Article =
Cleaver-Brooks suffered endless hours of frustration with its MIG welding system when it failed to produce continuous tack welds without excessive spatter or burn back. By switching to Miller’s Dimension NT 450, the company eliminated those problems and increased productivity through reduced downtime:

Boilermakers No Longer Steaming: Hybrid Technology Eliminates Frustration, Saves Downtime

The challenges of maintaining a high degree of product quality while still delivering required throughput had become a real challenge for four welders on one of Cleaver-Brooks' commercial boiler lines at its Stratford, Ontario, facility.

The Model 4 and Model 5 watertube boilers they fabricate require a combination of Stick and MIG welds. The Stick welding capabilities of their multi-process welders were adequate for the job, as were the MIG capabilities, at least on the longer welds. But when it came to tack welds, the story was different.

It was difficult performing two successful tack welds in a row, and, considering that each unit requires hundreds of tack welds, hours could be lost each week to fighting the problem. Although that lost time might translate into $20,000 a year in lost time, for the men on the line there was a more immediate issue.

"The frustration level was unbelievable," says Kevin Brown, one of the fabricators on the line. "The arc would sputter, create spatter and burn back into the tip. You'd have to take the tip out, knock the wire out and put it back together. If it was bad enough, you'd have to replace the tip."

Aim of the exercise = Can you print the welding article word for word, beginning at the words "It was difficult" and stopping after "more immediate issue."? The data that comes next is separate from the welding article.

Dataset excerpt =
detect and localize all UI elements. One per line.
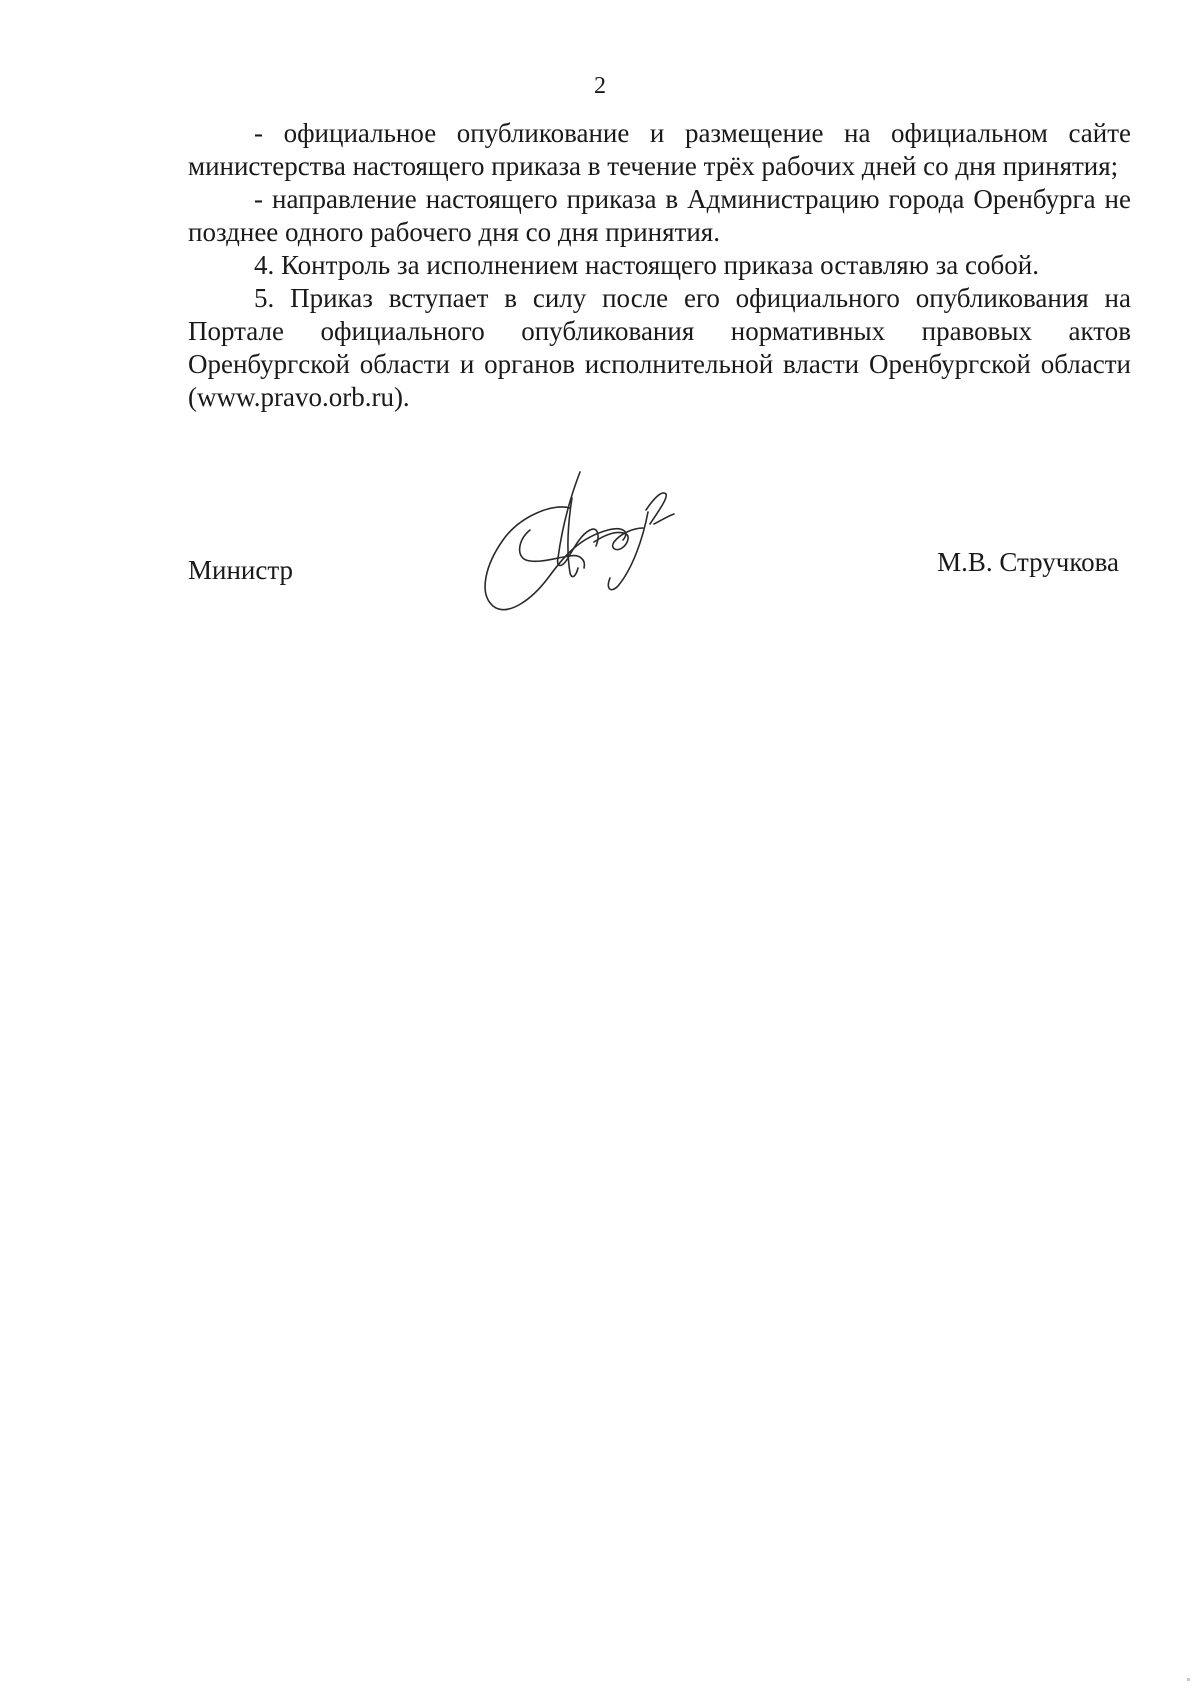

The response =
It was difficult performing two successful tack welds in a row, and, considering that each unit requires hundreds of tack welds, hours could be lost each week to fighting the problem. Although that lost time might translate into $20,000 a year in lost time, for the men on the line there was a more immediate issue.